* **Trecho da página**:
Brasília ? Após o presidente da Ordem dos Advogados do Brasil (OAB), Roberto Busato, se manifestar a favor de um julgamento rápido para o caso das 40 pessoas denunciadas pelo Ministério Público Federal por envolvimento no esquema chamado "mensalão", a ministra do Supremo Tribunal Federal (STF), Ellen Gracie, disse que o tribunal já examinou casos como esse, "muito difíceis e de grande repercussão, e que está aparelhado para processá-los". A denúncia está agora no STF.

Ela disse ainda que o relator do caso, o ministro Joaquim Barbosa, pode delegar atos para serem praticados por outros magistrados, para agilizar o processo. "Tudo vai depender da condução do relator. Existe ainda a possibilidade de se fazer, em conjunto com o Ministério Público, o desmembramento do caso. Faço questão de esclarecer que os prazos processuais são os mesmo, tanto aqui no Supremo quanto na primeira instância; não há uma diferença. E o direito de defesa, sagrado, que é garantido na nossa Constituição, precisa ser assegurado tanto aqui quanto em primeira instância", disse.

Para ela, a sensação de impunidade mencionada pelo presidente da OAB existe. "E não é de hoje. Essa sensação vem do fato de que temos uma processualística muito rebuscada", afirmou.

Busato defendeu, ontem, que a ação da justiça é fundamental para reverter o atual quadro de impunidade. "Isso reclama não apenas os necessários investimentos materiais e estruturais para favorecer a operacionalidade do judiciário. Mas também, e sobretudo, a determinação moral dos agentes políticos em cortar na própria carne", afirmou ele.

* **Listagem de dados**:

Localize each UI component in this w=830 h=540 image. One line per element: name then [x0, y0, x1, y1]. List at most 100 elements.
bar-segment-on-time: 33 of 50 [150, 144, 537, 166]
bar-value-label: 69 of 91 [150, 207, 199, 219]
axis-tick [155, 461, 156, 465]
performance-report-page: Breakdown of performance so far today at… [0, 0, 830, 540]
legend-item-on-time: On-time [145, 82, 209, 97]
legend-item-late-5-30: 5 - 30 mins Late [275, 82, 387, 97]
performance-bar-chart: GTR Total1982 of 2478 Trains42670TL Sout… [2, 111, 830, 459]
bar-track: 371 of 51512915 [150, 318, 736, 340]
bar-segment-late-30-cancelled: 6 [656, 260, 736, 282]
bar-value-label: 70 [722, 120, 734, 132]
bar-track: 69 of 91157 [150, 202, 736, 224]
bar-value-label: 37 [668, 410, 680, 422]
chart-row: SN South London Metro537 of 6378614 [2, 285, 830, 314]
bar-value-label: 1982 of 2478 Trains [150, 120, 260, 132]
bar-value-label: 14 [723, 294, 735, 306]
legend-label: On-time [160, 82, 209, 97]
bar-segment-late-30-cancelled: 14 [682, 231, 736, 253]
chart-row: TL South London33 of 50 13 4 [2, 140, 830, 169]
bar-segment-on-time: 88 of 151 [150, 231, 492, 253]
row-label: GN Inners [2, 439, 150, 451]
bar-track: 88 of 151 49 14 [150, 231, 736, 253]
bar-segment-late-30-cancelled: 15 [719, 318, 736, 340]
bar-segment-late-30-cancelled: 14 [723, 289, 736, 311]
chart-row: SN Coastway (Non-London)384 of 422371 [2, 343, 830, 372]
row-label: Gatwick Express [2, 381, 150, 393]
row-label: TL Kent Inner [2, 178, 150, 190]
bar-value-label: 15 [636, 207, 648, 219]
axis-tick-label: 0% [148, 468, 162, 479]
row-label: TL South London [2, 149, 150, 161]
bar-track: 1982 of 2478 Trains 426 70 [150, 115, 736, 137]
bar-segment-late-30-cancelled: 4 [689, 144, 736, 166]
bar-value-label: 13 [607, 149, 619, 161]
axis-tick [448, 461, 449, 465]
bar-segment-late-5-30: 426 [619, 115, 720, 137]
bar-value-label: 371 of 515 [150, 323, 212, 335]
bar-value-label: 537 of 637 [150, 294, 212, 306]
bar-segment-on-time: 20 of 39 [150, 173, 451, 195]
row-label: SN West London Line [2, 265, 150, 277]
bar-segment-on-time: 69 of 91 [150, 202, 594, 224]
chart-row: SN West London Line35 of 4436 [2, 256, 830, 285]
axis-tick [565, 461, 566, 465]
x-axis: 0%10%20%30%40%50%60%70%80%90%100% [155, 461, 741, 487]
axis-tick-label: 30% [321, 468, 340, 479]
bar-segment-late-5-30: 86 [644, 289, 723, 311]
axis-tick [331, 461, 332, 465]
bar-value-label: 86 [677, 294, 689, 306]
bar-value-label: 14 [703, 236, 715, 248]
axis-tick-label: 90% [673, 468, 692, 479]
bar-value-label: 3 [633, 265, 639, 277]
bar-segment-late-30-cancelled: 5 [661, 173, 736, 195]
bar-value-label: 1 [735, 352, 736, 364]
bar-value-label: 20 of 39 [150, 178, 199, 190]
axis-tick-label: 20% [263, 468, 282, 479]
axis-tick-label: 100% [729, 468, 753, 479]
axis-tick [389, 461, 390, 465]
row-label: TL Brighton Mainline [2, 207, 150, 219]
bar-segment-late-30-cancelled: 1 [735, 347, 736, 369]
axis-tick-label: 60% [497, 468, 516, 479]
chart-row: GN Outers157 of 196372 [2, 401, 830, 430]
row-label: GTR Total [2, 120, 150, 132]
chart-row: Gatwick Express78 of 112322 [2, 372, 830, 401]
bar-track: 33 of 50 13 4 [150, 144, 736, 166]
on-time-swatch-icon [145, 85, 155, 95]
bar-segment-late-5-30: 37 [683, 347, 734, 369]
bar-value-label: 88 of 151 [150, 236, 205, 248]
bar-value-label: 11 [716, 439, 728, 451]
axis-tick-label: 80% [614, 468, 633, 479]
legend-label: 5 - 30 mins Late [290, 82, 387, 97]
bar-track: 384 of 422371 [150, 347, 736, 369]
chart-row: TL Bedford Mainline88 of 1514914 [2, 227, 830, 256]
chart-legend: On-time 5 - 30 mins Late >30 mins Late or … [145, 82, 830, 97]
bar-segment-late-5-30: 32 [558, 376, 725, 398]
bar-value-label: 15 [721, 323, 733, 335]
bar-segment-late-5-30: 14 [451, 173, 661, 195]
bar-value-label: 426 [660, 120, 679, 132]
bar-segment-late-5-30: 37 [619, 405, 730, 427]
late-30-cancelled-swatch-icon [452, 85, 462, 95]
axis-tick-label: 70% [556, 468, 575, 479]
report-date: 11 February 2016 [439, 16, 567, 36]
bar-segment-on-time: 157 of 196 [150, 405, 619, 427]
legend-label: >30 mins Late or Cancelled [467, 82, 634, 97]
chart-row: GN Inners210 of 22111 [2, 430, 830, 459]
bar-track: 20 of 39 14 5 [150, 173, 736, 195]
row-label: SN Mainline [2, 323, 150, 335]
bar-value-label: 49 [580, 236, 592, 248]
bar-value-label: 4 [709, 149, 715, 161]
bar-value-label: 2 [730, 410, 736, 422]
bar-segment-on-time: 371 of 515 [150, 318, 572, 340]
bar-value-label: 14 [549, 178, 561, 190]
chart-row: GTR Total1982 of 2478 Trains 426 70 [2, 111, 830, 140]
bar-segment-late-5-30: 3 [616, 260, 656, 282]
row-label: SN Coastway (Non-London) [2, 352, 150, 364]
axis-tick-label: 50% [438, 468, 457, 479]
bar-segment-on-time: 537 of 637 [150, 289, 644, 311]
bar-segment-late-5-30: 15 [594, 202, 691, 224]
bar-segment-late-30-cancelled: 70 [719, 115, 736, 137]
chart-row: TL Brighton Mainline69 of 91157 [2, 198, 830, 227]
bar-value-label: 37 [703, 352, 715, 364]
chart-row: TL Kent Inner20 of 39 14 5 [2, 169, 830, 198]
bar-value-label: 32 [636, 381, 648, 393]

* **Tarefas a realizar**:
1) Segundo o trecho da página, por que razão o relator do caso pode delegar atos a outros magistrados? Responda em uma a três frases.
2) Com base no trecho da página, responda às perguntas abaixo:
(a) Quantas pessoas foram denunciadas pelo Ministério Público Federal?
(b) Quem é o relator do caso?
(c) Em que tribunal a denúncia se encontra agora?
3) Indique se cada afirmação concorda com o trecho da página, respondendo sim ou não e citando as palavras decisivas do texto:
(a) Ellen Gracie afirmou que os prazos processuais no Supremo diferem dos da primeira instância.
(b) Para Ellen Gracie, a sensação de impunidade é um fenômeno recente.
(c) Busato defendeu que a ação da justiça é fundamental para reverter o quadro de impunidade.

* **Respostas numeradas**:
1) De acordo com Ellen Gracie, o relator, ministro Joaquim Barbosa, pode delegar atos a outros magistrados para agilizar o processo.

2)
(a) 40 pessoas.
(b) O ministro Joaquim Barbosa.
(c) No Supremo Tribunal Federal (STF).

3)
(a) Não: "os prazos processuais são os mesmo, tanto aqui no Supremo quanto na primeira instância; não há uma diferença".
(b) Não: "E não é de hoje."
(c) Sim: "a ação da justiça é fundamental para reverter o atual quadro de impunidade".